Records to use =
= = = =
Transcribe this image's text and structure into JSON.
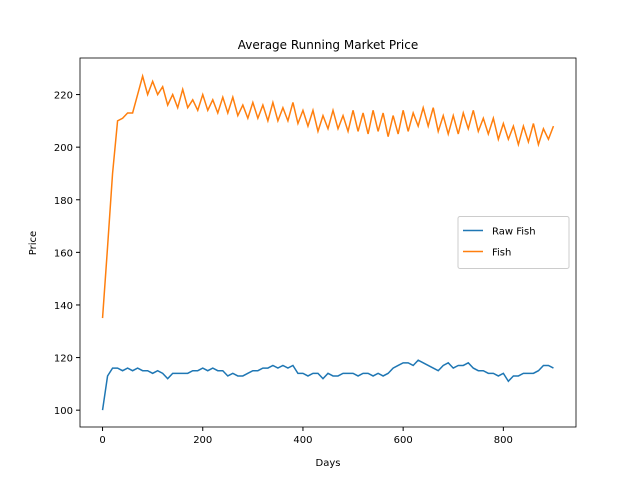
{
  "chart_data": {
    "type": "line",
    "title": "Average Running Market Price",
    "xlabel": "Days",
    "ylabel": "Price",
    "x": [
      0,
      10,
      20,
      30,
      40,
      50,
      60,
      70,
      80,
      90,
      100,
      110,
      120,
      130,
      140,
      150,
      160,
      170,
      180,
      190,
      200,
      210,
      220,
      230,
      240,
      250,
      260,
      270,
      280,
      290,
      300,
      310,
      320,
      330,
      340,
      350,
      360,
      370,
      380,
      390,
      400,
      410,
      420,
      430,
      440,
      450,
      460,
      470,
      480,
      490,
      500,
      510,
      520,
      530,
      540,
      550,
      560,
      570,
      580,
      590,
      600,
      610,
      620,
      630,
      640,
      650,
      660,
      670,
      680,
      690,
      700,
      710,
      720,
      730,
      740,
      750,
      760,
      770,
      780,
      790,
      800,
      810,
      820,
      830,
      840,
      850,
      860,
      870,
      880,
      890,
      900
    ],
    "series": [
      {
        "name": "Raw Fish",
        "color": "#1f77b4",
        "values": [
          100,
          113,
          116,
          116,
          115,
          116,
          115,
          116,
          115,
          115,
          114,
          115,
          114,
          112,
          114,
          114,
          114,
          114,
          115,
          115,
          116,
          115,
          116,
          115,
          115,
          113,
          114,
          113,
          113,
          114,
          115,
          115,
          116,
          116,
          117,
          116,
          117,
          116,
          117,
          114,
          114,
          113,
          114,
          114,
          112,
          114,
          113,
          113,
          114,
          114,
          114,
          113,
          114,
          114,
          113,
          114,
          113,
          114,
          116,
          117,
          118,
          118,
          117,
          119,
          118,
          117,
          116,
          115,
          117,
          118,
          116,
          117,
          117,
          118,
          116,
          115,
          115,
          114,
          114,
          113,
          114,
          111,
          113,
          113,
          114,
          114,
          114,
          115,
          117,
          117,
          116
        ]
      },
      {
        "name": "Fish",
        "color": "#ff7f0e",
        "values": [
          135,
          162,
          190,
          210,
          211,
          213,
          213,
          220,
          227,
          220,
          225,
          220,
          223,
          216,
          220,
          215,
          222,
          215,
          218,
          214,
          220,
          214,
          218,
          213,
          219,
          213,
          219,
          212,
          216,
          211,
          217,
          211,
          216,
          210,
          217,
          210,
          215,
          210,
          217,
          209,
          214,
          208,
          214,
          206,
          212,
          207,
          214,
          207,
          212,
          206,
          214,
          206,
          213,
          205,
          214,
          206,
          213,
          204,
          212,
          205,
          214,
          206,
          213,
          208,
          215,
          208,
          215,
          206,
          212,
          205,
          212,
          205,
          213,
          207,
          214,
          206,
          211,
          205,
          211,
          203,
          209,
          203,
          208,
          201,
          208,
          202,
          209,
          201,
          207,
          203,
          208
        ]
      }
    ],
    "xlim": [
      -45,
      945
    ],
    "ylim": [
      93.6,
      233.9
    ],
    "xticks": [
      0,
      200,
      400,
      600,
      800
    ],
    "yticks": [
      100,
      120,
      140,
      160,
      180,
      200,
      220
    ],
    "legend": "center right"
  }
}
= = = =
Task to carry out = Every entry must be reproduced exactly, with the images left out.

The reply =
Transcribe this image's text and structure into JSON.
{
  "chart_data": {
    "type": "line",
    "title": "Average Running Market Price",
    "xlabel": "Days",
    "ylabel": "Price",
    "x": [
      0,
      10,
      20,
      30,
      40,
      50,
      60,
      70,
      80,
      90,
      100,
      110,
      120,
      130,
      140,
      150,
      160,
      170,
      180,
      190,
      200,
      210,
      220,
      230,
      240,
      250,
      260,
      270,
      280,
      290,
      300,
      310,
      320,
      330,
      340,
      350,
      360,
      370,
      380,
      390,
      400,
      410,
      420,
      430,
      440,
      450,
      460,
      470,
      480,
      490,
      500,
      510,
      520,
      530,
      540,
      550,
      560,
      570,
      580,
      590,
      600,
      610,
      620,
      630,
      640,
      650,
      660,
      670,
      680,
      690,
      700,
      710,
      720,
      730,
      740,
      750,
      760,
      770,
      780,
      790,
      800,
      810,
      820,
      830,
      840,
      850,
      860,
      870,
      880,
      890,
      900
    ],
    "series": [
      {
        "name": "Raw Fish",
        "color": "#1f77b4",
        "values": [
          100,
          113,
          116,
          116,
          115,
          116,
          115,
          116,
          115,
          115,
          114,
          115,
          114,
          112,
          114,
          114,
          114,
          114,
          115,
          115,
          116,
          115,
          116,
          115,
          115,
          113,
          114,
          113,
          113,
          114,
          115,
          115,
          116,
          116,
          117,
          116,
          117,
          116,
          117,
          114,
          114,
          113,
          114,
          114,
          112,
          114,
          113,
          113,
          114,
          114,
          114,
          113,
          114,
          114,
          113,
          114,
          113,
          114,
          116,
          117,
          118,
          118,
          117,
          119,
          118,
          117,
          116,
          115,
          117,
          118,
          116,
          117,
          117,
          118,
          116,
          115,
          115,
          114,
          114,
          113,
          114,
          111,
          113,
          113,
          114,
          114,
          114,
          115,
          117,
          117,
          116
        ]
      },
      {
        "name": "Fish",
        "color": "#ff7f0e",
        "values": [
          135,
          162,
          190,
          210,
          211,
          213,
          213,
          220,
          227,
          220,
          225,
          220,
          223,
          216,
          220,
          215,
          222,
          215,
          218,
          214,
          220,
          214,
          218,
          213,
          219,
          213,
          219,
          212,
          216,
          211,
          217,
          211,
          216,
          210,
          217,
          210,
          215,
          210,
          217,
          209,
          214,
          208,
          214,
          206,
          212,
          207,
          214,
          207,
          212,
          206,
          214,
          206,
          213,
          205,
          214,
          206,
          213,
          204,
          212,
          205,
          214,
          206,
          213,
          208,
          215,
          208,
          215,
          206,
          212,
          205,
          212,
          205,
          213,
          207,
          214,
          206,
          211,
          205,
          211,
          203,
          209,
          203,
          208,
          201,
          208,
          202,
          209,
          201,
          207,
          203,
          208
        ]
      }
    ],
    "xlim": [
      -45,
      945
    ],
    "ylim": [
      93.6,
      233.9
    ],
    "xticks": [
      0,
      200,
      400,
      600,
      800
    ],
    "yticks": [
      100,
      120,
      140,
      160,
      180,
      200,
      220
    ],
    "legend": "center right"
  }
}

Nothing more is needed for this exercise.